Data entries
────────────────
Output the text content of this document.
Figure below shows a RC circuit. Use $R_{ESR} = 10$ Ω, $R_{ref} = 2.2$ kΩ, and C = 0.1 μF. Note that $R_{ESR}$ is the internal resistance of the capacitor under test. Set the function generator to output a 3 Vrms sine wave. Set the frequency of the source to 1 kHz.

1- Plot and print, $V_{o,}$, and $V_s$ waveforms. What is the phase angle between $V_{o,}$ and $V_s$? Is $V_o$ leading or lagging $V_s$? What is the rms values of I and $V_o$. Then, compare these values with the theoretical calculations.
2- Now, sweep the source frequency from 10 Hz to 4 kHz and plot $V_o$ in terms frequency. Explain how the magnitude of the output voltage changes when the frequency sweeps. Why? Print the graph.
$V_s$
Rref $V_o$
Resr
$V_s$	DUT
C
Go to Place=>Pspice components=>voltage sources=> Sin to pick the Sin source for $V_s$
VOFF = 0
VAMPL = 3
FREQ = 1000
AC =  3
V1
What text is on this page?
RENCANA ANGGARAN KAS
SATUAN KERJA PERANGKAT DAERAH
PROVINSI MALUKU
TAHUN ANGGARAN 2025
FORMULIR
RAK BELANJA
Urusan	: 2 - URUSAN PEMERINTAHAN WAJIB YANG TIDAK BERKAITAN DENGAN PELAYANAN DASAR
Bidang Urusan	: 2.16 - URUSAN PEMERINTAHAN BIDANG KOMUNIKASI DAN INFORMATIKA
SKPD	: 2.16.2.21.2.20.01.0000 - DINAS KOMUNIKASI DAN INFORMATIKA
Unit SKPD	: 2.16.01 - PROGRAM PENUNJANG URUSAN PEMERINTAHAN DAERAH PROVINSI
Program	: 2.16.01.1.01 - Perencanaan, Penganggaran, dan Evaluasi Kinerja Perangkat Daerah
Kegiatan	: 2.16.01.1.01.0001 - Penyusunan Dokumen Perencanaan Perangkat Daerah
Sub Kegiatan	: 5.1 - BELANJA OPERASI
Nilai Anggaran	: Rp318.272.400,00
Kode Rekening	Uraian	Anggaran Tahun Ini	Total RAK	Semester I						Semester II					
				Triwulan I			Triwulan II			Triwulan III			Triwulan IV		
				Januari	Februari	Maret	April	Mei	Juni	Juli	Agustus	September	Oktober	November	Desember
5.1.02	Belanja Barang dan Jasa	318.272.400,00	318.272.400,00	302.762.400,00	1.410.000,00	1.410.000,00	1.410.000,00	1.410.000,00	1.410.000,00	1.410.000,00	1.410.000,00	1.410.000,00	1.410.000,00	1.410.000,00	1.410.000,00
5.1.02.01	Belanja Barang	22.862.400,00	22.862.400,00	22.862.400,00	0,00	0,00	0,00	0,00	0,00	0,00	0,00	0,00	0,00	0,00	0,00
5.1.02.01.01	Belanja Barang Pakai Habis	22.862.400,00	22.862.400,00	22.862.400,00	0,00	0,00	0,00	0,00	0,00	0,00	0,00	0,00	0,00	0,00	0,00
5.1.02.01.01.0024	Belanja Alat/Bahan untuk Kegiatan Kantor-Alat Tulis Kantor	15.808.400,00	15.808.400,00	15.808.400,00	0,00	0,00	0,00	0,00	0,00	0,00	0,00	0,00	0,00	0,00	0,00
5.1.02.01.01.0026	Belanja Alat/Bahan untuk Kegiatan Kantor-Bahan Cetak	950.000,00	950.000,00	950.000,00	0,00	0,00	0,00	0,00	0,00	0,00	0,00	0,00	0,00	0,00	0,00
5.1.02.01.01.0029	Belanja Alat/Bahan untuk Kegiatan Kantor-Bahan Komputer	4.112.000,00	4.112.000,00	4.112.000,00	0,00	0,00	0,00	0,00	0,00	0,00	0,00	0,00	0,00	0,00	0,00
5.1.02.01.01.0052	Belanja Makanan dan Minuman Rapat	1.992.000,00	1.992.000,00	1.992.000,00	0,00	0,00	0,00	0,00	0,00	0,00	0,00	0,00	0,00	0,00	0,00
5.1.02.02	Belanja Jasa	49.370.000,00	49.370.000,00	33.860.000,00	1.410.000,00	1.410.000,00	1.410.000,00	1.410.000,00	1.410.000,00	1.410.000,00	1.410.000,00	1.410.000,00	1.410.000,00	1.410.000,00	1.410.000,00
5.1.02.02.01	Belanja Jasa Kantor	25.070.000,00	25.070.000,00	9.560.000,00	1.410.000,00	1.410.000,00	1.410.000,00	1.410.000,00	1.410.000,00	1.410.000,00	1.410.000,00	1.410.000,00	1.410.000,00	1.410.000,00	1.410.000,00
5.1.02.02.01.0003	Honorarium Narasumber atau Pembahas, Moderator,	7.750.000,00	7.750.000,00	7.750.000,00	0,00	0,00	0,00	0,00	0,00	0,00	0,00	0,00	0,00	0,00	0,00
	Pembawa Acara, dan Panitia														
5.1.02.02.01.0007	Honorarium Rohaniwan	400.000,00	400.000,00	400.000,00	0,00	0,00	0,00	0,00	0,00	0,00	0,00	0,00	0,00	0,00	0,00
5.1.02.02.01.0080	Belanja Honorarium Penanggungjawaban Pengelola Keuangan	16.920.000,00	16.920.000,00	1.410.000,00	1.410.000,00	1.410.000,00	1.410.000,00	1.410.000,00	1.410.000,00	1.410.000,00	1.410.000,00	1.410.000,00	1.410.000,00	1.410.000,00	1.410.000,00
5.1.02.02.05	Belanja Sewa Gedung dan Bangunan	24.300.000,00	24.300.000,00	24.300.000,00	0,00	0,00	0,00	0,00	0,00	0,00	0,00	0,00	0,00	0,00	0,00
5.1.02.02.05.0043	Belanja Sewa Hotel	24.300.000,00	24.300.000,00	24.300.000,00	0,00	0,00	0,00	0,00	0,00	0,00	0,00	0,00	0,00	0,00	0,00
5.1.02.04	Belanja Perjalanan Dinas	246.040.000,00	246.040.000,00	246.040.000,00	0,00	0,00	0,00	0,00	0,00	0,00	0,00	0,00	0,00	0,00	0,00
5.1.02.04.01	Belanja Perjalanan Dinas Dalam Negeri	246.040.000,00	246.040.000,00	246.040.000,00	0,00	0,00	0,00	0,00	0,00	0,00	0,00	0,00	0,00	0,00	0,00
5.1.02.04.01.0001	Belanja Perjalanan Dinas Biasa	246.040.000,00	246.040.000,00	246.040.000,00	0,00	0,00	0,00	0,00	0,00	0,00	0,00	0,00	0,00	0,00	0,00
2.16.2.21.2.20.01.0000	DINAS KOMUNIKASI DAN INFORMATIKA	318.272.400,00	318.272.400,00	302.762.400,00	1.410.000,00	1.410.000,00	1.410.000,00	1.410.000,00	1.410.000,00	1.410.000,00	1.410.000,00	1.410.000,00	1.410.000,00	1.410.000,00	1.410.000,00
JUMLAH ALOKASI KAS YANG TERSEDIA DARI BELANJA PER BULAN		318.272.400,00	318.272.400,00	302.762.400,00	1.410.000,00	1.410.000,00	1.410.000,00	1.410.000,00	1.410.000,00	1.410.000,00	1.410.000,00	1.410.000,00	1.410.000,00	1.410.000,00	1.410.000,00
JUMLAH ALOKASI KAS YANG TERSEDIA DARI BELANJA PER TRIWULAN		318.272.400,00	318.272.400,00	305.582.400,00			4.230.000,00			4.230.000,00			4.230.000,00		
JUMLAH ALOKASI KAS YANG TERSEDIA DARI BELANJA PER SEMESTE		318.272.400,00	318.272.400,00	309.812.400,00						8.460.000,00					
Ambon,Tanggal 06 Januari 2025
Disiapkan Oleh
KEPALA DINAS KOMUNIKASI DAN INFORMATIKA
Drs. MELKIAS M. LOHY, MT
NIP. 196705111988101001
────────────────
Brief
Output the listing above without altering a single character.

Task response
Output the text content of this document.
Figure below shows a RC circuit. Use $R_{ESR} = 10$ Ω, $R_{ref} = 2.2$ kΩ, and C = 0.1 μF. Note that $R_{ESR}$ is the internal resistance of the capacitor under test. Set the function generator to output a 3 Vrms sine wave. Set the frequency of the source to 1 kHz.

1- Plot and print, $V_{o,}$, and $V_s$ waveforms. What is the phase angle between $V_{o,}$ and $V_s$? Is $V_o$ leading or lagging $V_s$? What is the rms values of I and $V_o$. Then, compare these values with the theoretical calculations.
2- Now, sweep the source frequency from 10 Hz to 4 kHz and plot $V_o$ in terms frequency. Explain how the magnitude of the output voltage changes when the frequency sweeps. Why? Print the graph.
$V_s$
Rref $V_o$
Resr
$V_s$	DUT
C
Go to Place=>Pspice components=>voltage sources=> Sin to pick the Sin source for $V_s$
VOFF = 0
VAMPL = 3
FREQ = 1000
AC =  3
V1
What text is on this page?
RENCANA ANGGARAN KAS
SATUAN KERJA PERANGKAT DAERAH
PROVINSI MALUKU
TAHUN ANGGARAN 2025
FORMULIR
RAK BELANJA
Urusan	: 2 - URUSAN PEMERINTAHAN WAJIB YANG TIDAK BERKAITAN DENGAN PELAYANAN DASAR
Bidang Urusan	: 2.16 - URUSAN PEMERINTAHAN BIDANG KOMUNIKASI DAN INFORMATIKA
SKPD	: 2.16.2.21.2.20.01.0000 - DINAS KOMUNIKASI DAN INFORMATIKA
Unit SKPD	: 2.16.01 - PROGRAM PENUNJANG URUSAN PEMERINTAHAN DAERAH PROVINSI
Program	: 2.16.01.1.01 - Perencanaan, Penganggaran, dan Evaluasi Kinerja Perangkat Daerah
Kegiatan	: 2.16.01.1.01.0001 - Penyusunan Dokumen Perencanaan Perangkat Daerah
Sub Kegiatan	: 5.1 - BELANJA OPERASI
Nilai Anggaran	: Rp318.272.400,00
Kode Rekening	Uraian	Anggaran Tahun Ini	Total RAK	Semester I						Semester II					
				Triwulan I			Triwulan II			Triwulan III			Triwulan IV		
				Januari	Februari	Maret	April	Mei	Juni	Juli	Agustus	September	Oktober	November	Desember
5.1.02	Belanja Barang dan Jasa	318.272.400,00	318.272.400,00	302.762.400,00	1.410.000,00	1.410.000,00	1.410.000,00	1.410.000,00	1.410.000,00	1.410.000,00	1.410.000,00	1.410.000,00	1.410.000,00	1.410.000,00	1.410.000,00
5.1.02.01	Belanja Barang	22.862.400,00	22.862.400,00	22.862.400,00	0,00	0,00	0,00	0,00	0,00	0,00	0,00	0,00	0,00	0,00	0,00
5.1.02.01.01	Belanja Barang Pakai Habis	22.862.400,00	22.862.400,00	22.862.400,00	0,00	0,00	0,00	0,00	0,00	0,00	0,00	0,00	0,00	0,00	0,00
5.1.02.01.01.0024	Belanja Alat/Bahan untuk Kegiatan Kantor-Alat Tulis Kantor	15.808.400,00	15.808.400,00	15.808.400,00	0,00	0,00	0,00	0,00	0,00	0,00	0,00	0,00	0,00	0,00	0,00
5.1.02.01.01.0026	Belanja Alat/Bahan untuk Kegiatan Kantor-Bahan Cetak	950.000,00	950.000,00	950.000,00	0,00	0,00	0,00	0,00	0,00	0,00	0,00	0,00	0,00	0,00	0,00
5.1.02.01.01.0029	Belanja Alat/Bahan untuk Kegiatan Kantor-Bahan Komputer	4.112.000,00	4.112.000,00	4.112.000,00	0,00	0,00	0,00	0,00	0,00	0,00	0,00	0,00	0,00	0,00	0,00
5.1.02.01.01.0052	Belanja Makanan dan Minuman Rapat	1.992.000,00	1.992.000,00	1.992.000,00	0,00	0,00	0,00	0,00	0,00	0,00	0,00	0,00	0,00	0,00	0,00
5.1.02.02	Belanja Jasa	49.370.000,00	49.370.000,00	33.860.000,00	1.410.000,00	1.410.000,00	1.410.000,00	1.410.000,00	1.410.000,00	1.410.000,00	1.410.000,00	1.410.000,00	1.410.000,00	1.410.000,00	1.410.000,00
5.1.02.02.01	Belanja Jasa Kantor	25.070.000,00	25.070.000,00	9.560.000,00	1.410.000,00	1.410.000,00	1.410.000,00	1.410.000,00	1.410.000,00	1.410.000,00	1.410.000,00	1.410.000,00	1.410.000,00	1.410.000,00	1.410.000,00
5.1.02.02.01.0003	Honorarium Narasumber atau Pembahas, Moderator,	7.750.000,00	7.750.000,00	7.750.000,00	0,00	0,00	0,00	0,00	0,00	0,00	0,00	0,00	0,00	0,00	0,00
	Pembawa Acara, dan Panitia														
5.1.02.02.01.0007	Honorarium Rohaniwan	400.000,00	400.000,00	400.000,00	0,00	0,00	0,00	0,00	0,00	0,00	0,00	0,00	0,00	0,00	0,00
5.1.02.02.01.0080	Belanja Honorarium Penanggungjawaban Pengelola Keuangan	16.920.000,00	16.920.000,00	1.410.000,00	1.410.000,00	1.410.000,00	1.410.000,00	1.410.000,00	1.410.000,00	1.410.000,00	1.410.000,00	1.410.000,00	1.410.000,00	1.410.000,00	1.410.000,00
5.1.02.02.05	Belanja Sewa Gedung dan Bangunan	24.300.000,00	24.300.000,00	24.300.000,00	0,00	0,00	0,00	0,00	0,00	0,00	0,00	0,00	0,00	0,00	0,00
5.1.02.02.05.0043	Belanja Sewa Hotel	24.300.000,00	24.300.000,00	24.300.000,00	0,00	0,00	0,00	0,00	0,00	0,00	0,00	0,00	0,00	0,00	0,00
5.1.02.04	Belanja Perjalanan Dinas	246.040.000,00	246.040.000,00	246.040.000,00	0,00	0,00	0,00	0,00	0,00	0,00	0,00	0,00	0,00	0,00	0,00
5.1.02.04.01	Belanja Perjalanan Dinas Dalam Negeri	246.040.000,00	246.040.000,00	246.040.000,00	0,00	0,00	0,00	0,00	0,00	0,00	0,00	0,00	0,00	0,00	0,00
5.1.02.04.01.0001	Belanja Perjalanan Dinas Biasa	246.040.000,00	246.040.000,00	246.040.000,00	0,00	0,00	0,00	0,00	0,00	0,00	0,00	0,00	0,00	0,00	0,00
2.16.2.21.2.20.01.0000	DINAS KOMUNIKASI DAN INFORMATIKA	318.272.400,00	318.272.400,00	302.762.400,00	1.410.000,00	1.410.000,00	1.410.000,00	1.410.000,00	1.410.000,00	1.410.000,00	1.410.000,00	1.410.000,00	1.410.000,00	1.410.000,00	1.410.000,00
JUMLAH ALOKASI KAS YANG TERSEDIA DARI BELANJA PER BULAN		318.272.400,00	318.272.400,00	302.762.400,00	1.410.000,00	1.410.000,00	1.410.000,00	1.410.000,00	1.410.000,00	1.410.000,00	1.410.000,00	1.410.000,00	1.410.000,00	1.410.000,00	1.410.000,00
JUMLAH ALOKASI KAS YANG TERSEDIA DARI BELANJA PER TRIWULAN		318.272.400,00	318.272.400,00	305.582.400,00			4.230.000,00			4.230.000,00			4.230.000,00		
JUMLAH ALOKASI KAS YANG TERSEDIA DARI BELANJA PER SEMESTE		318.272.400,00	318.272.400,00	309.812.400,00						8.460.000,00					
Ambon,Tanggal 06 Januari 2025
Disiapkan Oleh
KEPALA DINAS KOMUNIKASI DAN INFORMATIKA
Drs. MELKIAS M. LOHY, MT
NIP. 196705111988101001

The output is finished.